--- start EXTRACTED DATA ---
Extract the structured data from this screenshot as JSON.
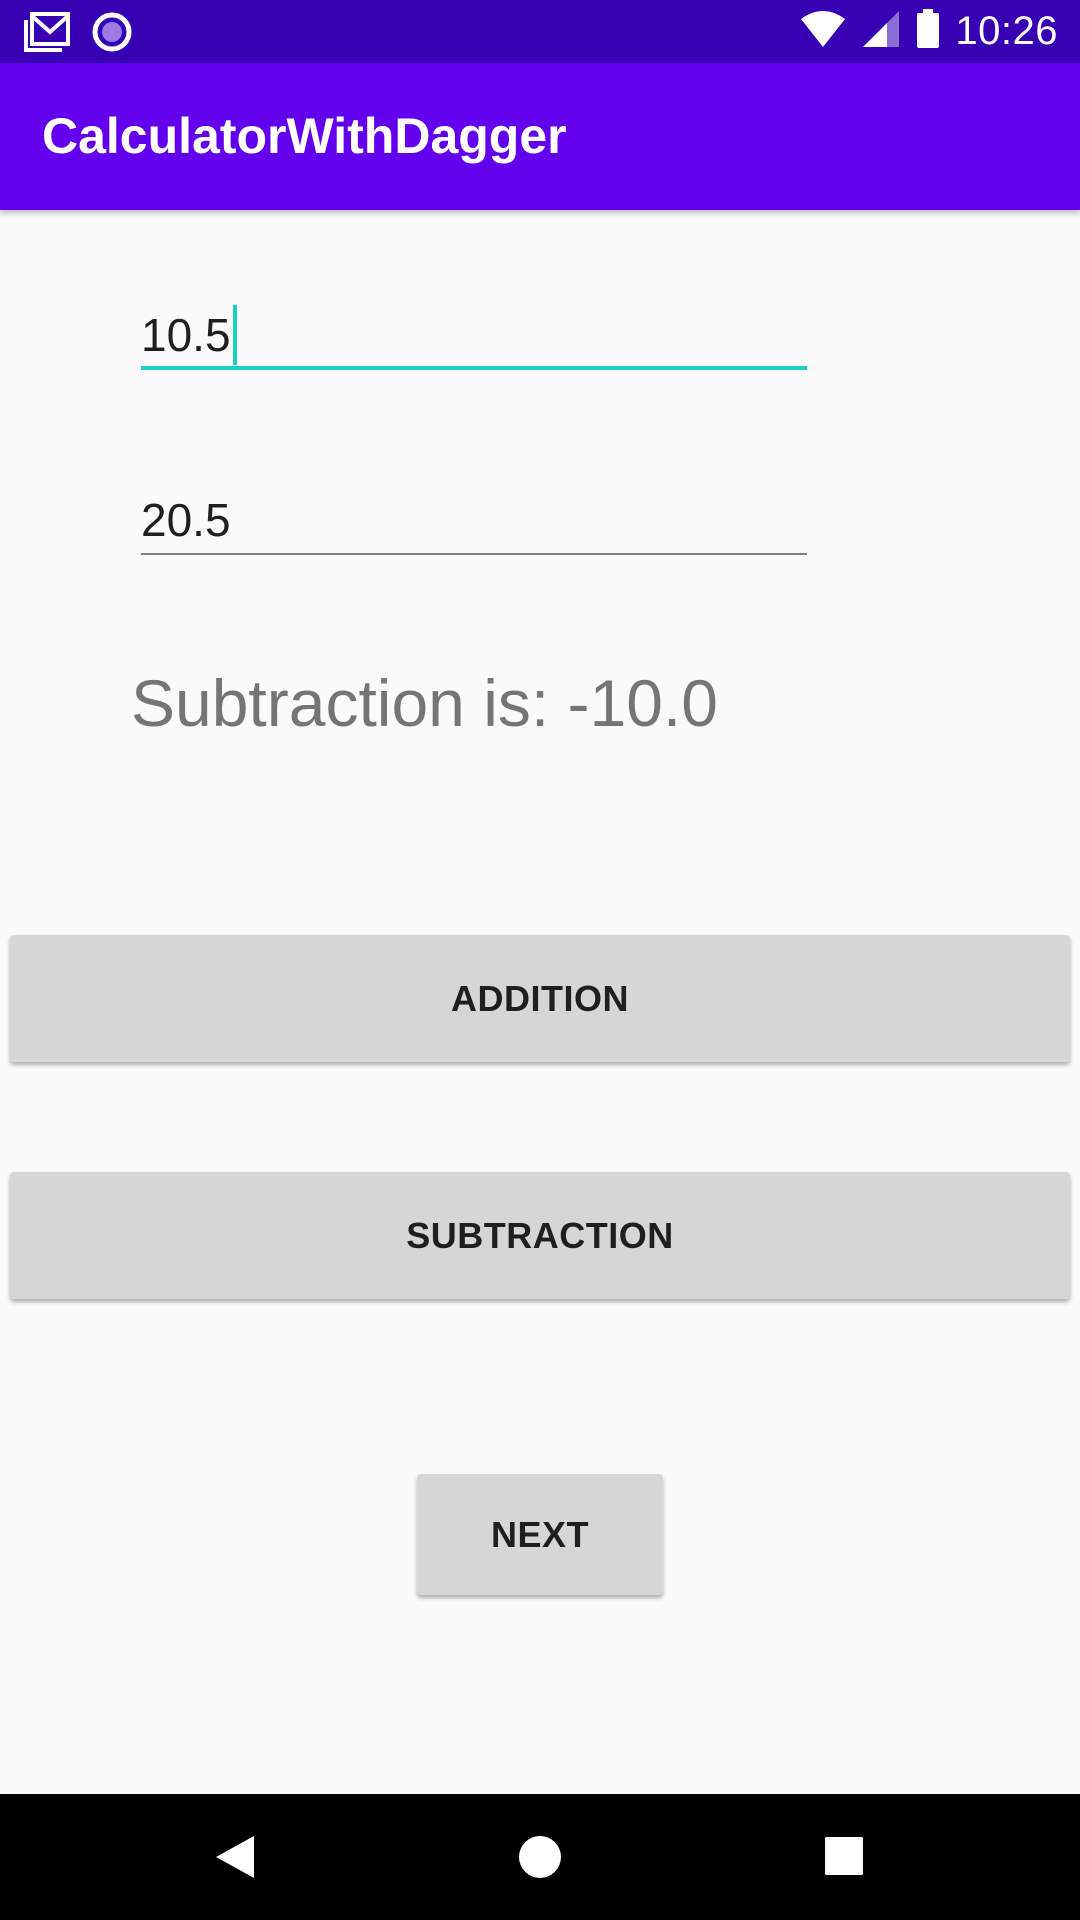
{
  "status_bar": {
    "time": "10:26",
    "icons": [
      "gmail-icon",
      "radio-icon",
      "wifi-icon",
      "signal-icon",
      "battery-icon"
    ]
  },
  "app_bar": {
    "title": "CalculatorWithDagger"
  },
  "inputs": {
    "first_value": "10.5",
    "second_value": "20.5"
  },
  "result_text": "Subtraction is: -10.0",
  "buttons": {
    "addition": "ADDITION",
    "subtraction": "SUBTRACTION",
    "next": "NEXT"
  },
  "nav_bar": {
    "icons": [
      "back-icon",
      "home-icon",
      "recents-icon"
    ]
  },
  "colors": {
    "status_bar": "#3700b3",
    "app_bar": "#6200ee",
    "accent": "#1bcfc4",
    "button": "#d6d6d6"
  }
}
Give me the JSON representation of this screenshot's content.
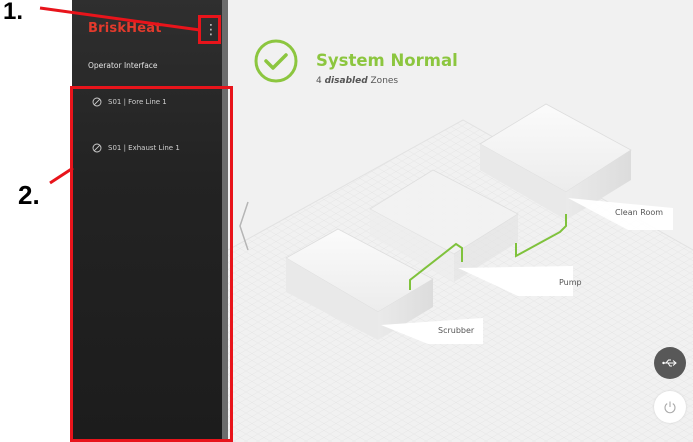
{
  "annotations": {
    "label_1": "1.",
    "label_2": "2."
  },
  "sidebar": {
    "brand": "BriskHeat",
    "subtitle": "Operator Interface",
    "zones": [
      {
        "label": "S01 | Fore Line 1",
        "icon": "disabled-icon"
      },
      {
        "label": "S01 | Exhaust Line 1",
        "icon": "disabled-icon"
      }
    ]
  },
  "status": {
    "title": "System Normal",
    "count": "4",
    "word": "disabled",
    "suffix": "Zones",
    "color": "#8cc63f"
  },
  "diagram": {
    "clean_room": "Clean Room",
    "pump": "Pump",
    "scrubber": "Scrubber"
  },
  "colors": {
    "brand": "#e33a2c",
    "accent": "#8cc63f",
    "annotation": "#e8141b"
  }
}
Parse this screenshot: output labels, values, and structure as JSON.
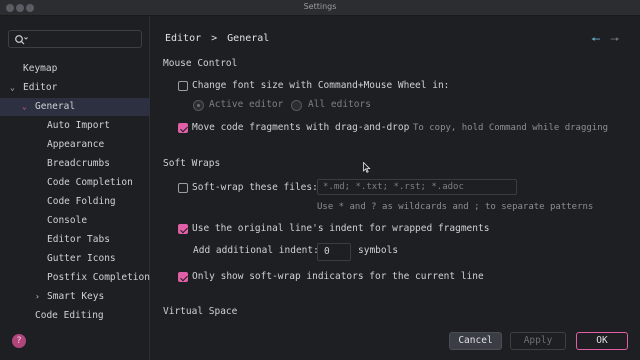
{
  "window": {
    "title": "Settings"
  },
  "search": {
    "placeholder": ""
  },
  "sidebar": {
    "items": [
      {
        "label": "Keymap"
      },
      {
        "label": "Editor"
      },
      {
        "label": "General"
      },
      {
        "label": "Auto Import"
      },
      {
        "label": "Appearance"
      },
      {
        "label": "Breadcrumbs"
      },
      {
        "label": "Code Completion"
      },
      {
        "label": "Code Folding"
      },
      {
        "label": "Console"
      },
      {
        "label": "Editor Tabs"
      },
      {
        "label": "Gutter Icons"
      },
      {
        "label": "Postfix Completion"
      },
      {
        "label": "Smart Keys"
      },
      {
        "label": "Code Editing"
      }
    ]
  },
  "breadcrumb": {
    "parent": "Editor",
    "separator": ">",
    "current": "General"
  },
  "mouse_control": {
    "header": "Mouse Control",
    "change_font_label": "Change font size with Command+Mouse Wheel in:",
    "change_font_checked": false,
    "active_editor_label": "Active editor",
    "all_editors_label": "All editors",
    "selected_scope": "Active editor",
    "drag_drop_label": "Move code fragments with drag-and-drop",
    "drag_drop_checked": true,
    "drag_drop_hint": "To copy, hold Command while dragging"
  },
  "soft_wraps": {
    "header": "Soft Wraps",
    "wrap_files_label": "Soft-wrap these files:",
    "wrap_files_checked": false,
    "patterns_value": "*.md; *.txt; *.rst; *.adoc",
    "patterns_hint": "Use * and ? as wildcards and ; to separate patterns",
    "use_indent_label": "Use the original line's indent for wrapped fragments",
    "use_indent_checked": true,
    "additional_indent_label": "Add additional indent:",
    "additional_indent_value": "0",
    "additional_indent_unit": "symbols",
    "show_indicators_label": "Only show soft-wrap indicators for the current line",
    "show_indicators_checked": true
  },
  "virtual_space": {
    "header": "Virtual Space"
  },
  "buttons": {
    "cancel": "Cancel",
    "apply": "Apply",
    "ok": "OK",
    "help": "?"
  },
  "colors": {
    "accent": "#e05fa6",
    "background": "#1e1f22",
    "selection": "#2c3040"
  }
}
--- end EXTRACTED DATA ---
WHAT TO WORK ON: Using the listing above, locate the lines that hold "fragments" and copy each one.

EXERCISE RESPONSE:
    "drag_drop_label": "Move code fragments with drag-and-drop",
    "use_indent_label": "Use the original line's indent for wrapped fragments",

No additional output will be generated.